EXTRAIT SOURCE -

»»

LE COMMISSAIRE ENQUÊTEUR DÉFAVORABLE AU PROJET D’EXTENSION
La carrière de granite de Saint-Julien-Molin-Molette est exploitée depuis les années 1980 par la société Delmonico-Dorel. La dernière autorisation d’exploitation a été accordée en 2005 pour une durée de 15 ans. Le carrier souhaite poursuivre et étendre l’exploitation au-delà de cette date.
Il rencontre une vive opposition de la population locale, qui dénonce depuis de nombreuses années les nuisances engendrées par la carrière. En 2016, le conseil municipal de Saint-Julien-Molin-Molette s’est opposé au projet du carrier en votant un plan local d’urbanisme (PLU) qui empêche l’extension.
Pour passer outre cette décision, l’État, qui soutient le carrier, a lancé une procédure de déclaration de projet d’intérêt général qui permettrait de modifier tout de même le PLU. Dans ce cadre, une enquête publique s’est déroulée à l’automne 2017.

««

CONSIGNE DONNÉE A -
Répondez aux questions suivantes à partir de l'extrait sur la carrière de Saint-Julien-Molin-Molette.
(i) Depuis quand la carrière est-elle exploitée, et par quelle société ?
(ii) En quelle année le conseil municipal a-t-il voté le PLU qui empêche l'extension ?
(iii) À quel moment l'enquête publique s'est-elle déroulée ?
CONSIGNE DONNÉE B -
Recopiez à l'identique, dans l'extrait sur la carrière, tout le passage allant de « LE COMMISSAIRE ENQUÊTEUR » jusqu'à « à l’automne 2017. ».

(Entrées de données enregistrées)
»»

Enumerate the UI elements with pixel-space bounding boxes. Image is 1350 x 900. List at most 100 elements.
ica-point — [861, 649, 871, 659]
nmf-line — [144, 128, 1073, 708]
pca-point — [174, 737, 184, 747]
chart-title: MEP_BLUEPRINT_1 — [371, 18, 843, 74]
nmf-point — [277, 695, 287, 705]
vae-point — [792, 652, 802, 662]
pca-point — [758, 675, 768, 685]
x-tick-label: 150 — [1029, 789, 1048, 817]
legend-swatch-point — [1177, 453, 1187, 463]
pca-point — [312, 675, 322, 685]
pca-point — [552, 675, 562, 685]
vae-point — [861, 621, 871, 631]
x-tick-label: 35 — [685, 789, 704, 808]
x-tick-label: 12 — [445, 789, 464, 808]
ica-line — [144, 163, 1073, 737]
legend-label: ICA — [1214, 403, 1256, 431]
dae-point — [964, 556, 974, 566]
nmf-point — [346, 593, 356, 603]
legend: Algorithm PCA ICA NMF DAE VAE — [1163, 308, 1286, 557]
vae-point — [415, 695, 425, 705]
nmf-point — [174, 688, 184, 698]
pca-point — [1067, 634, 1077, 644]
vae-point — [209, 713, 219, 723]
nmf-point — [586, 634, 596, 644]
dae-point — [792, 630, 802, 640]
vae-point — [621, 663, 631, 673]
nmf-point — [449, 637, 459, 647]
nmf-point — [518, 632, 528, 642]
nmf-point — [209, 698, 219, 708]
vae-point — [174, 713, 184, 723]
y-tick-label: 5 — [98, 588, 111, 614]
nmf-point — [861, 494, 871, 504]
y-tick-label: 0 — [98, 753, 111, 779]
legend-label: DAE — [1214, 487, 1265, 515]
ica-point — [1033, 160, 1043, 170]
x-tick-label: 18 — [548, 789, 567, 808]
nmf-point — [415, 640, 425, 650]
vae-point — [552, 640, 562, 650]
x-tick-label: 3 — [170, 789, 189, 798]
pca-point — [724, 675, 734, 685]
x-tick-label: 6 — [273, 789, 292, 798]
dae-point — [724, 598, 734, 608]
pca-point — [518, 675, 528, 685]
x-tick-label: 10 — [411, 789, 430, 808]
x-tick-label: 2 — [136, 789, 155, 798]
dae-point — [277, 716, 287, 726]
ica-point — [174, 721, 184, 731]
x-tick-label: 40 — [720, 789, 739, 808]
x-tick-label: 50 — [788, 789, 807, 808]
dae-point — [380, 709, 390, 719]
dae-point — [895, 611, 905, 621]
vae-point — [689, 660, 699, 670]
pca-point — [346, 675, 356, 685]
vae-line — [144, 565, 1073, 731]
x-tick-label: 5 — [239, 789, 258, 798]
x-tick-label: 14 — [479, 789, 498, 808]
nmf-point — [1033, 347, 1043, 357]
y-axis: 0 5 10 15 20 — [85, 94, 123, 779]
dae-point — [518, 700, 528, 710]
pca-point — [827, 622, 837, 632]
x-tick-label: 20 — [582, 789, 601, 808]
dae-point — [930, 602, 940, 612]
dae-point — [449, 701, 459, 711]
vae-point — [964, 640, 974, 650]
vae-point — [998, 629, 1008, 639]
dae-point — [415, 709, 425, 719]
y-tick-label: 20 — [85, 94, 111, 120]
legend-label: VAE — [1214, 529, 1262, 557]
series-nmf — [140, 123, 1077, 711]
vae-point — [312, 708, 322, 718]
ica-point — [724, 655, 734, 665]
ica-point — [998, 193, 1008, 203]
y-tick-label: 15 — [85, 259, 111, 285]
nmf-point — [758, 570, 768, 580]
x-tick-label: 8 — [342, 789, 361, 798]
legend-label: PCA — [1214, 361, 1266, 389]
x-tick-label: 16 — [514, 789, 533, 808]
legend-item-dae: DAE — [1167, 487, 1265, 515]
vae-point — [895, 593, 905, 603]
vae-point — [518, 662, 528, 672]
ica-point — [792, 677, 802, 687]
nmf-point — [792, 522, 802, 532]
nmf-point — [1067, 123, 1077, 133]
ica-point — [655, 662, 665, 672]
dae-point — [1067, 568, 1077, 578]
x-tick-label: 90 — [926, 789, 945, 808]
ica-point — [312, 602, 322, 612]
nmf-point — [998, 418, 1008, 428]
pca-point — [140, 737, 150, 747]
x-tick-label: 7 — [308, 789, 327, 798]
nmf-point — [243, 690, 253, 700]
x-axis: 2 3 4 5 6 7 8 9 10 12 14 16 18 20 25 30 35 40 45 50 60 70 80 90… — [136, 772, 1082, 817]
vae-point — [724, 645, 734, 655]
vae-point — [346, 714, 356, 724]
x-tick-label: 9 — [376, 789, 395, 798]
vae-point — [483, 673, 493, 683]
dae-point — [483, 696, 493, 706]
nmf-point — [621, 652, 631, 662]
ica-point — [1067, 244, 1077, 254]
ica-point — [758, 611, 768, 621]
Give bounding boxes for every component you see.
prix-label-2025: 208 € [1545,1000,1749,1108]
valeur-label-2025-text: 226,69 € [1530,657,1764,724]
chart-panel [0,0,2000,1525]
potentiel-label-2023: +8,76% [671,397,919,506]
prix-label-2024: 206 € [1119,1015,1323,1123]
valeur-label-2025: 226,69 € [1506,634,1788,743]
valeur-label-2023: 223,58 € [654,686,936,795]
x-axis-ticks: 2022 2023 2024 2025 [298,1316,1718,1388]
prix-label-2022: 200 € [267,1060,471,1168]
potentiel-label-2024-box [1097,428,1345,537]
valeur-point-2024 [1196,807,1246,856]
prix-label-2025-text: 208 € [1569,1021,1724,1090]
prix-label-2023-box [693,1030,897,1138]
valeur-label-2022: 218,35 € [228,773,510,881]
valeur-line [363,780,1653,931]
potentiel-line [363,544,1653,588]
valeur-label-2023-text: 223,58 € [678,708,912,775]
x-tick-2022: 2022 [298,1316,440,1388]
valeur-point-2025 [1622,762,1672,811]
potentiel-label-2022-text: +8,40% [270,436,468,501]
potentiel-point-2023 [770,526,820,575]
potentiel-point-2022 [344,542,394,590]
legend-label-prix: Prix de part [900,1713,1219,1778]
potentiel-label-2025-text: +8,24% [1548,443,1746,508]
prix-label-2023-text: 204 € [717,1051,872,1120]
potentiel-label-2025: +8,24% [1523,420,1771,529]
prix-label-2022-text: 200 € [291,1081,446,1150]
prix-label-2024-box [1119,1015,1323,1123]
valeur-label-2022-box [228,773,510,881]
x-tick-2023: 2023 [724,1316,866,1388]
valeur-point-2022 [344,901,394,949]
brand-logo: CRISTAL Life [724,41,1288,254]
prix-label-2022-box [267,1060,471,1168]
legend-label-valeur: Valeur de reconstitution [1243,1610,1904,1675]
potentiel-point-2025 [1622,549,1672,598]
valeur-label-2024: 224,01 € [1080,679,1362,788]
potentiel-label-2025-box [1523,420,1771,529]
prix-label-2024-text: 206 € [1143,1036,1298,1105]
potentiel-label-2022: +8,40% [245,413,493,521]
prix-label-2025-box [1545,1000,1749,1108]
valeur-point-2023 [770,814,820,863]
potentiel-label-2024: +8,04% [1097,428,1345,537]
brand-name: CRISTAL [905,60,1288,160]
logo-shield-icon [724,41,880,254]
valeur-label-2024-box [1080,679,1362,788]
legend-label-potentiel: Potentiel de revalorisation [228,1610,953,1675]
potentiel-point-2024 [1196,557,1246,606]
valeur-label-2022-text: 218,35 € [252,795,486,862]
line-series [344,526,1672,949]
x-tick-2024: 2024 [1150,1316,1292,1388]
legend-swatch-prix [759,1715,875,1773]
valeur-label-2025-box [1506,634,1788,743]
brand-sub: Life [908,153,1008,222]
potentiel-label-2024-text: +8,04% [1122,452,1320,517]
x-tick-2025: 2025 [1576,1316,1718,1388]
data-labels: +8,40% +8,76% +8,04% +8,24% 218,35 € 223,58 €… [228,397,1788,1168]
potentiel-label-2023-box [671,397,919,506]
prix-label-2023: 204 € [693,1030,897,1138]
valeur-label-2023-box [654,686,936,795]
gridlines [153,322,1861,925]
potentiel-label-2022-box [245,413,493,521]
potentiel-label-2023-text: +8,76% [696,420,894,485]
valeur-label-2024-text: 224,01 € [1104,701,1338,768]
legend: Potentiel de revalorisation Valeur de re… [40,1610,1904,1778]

««

RÉSULTAT FINAL A -
(i) Depuis les années 1980, par la société Delmonico-Dorel.
(ii) En 2016.
(iii) À l'automne 2017.

RÉSULTAT FINAL B -
LE COMMISSAIRE ENQUÊTEUR DÉFAVORABLE AU PROJET D’EXTENSION
La carrière de granite de Saint-Julien-Molin-Molette est exploitée depuis les années 1980 par la société Delmonico-Dorel. La dernière autorisation d’exploitation a été accordée en 2005 pour une durée de 15 ans. Le carrier souhaite poursuivre et étendre l’exploitation au-delà de cette date.
Il rencontre une vive opposition de la population locale, qui dénonce depuis de nombreuses années les nuisances engendrées par la carrière. En 2016, le conseil municipal de Saint-Julien-Molin-Molette s’est opposé au projet du carrier en votant un plan local d’urbanisme (PLU) qui empêche l’extension.
Pour passer outre cette décision, l’État, qui soutient le carrier, a lancé une procédure de déclaration de projet d’intérêt général qui permettrait de modifier tout de même le PLU. Dans ce cadre, une enquête publique s’est déroulée à l’automne 2017.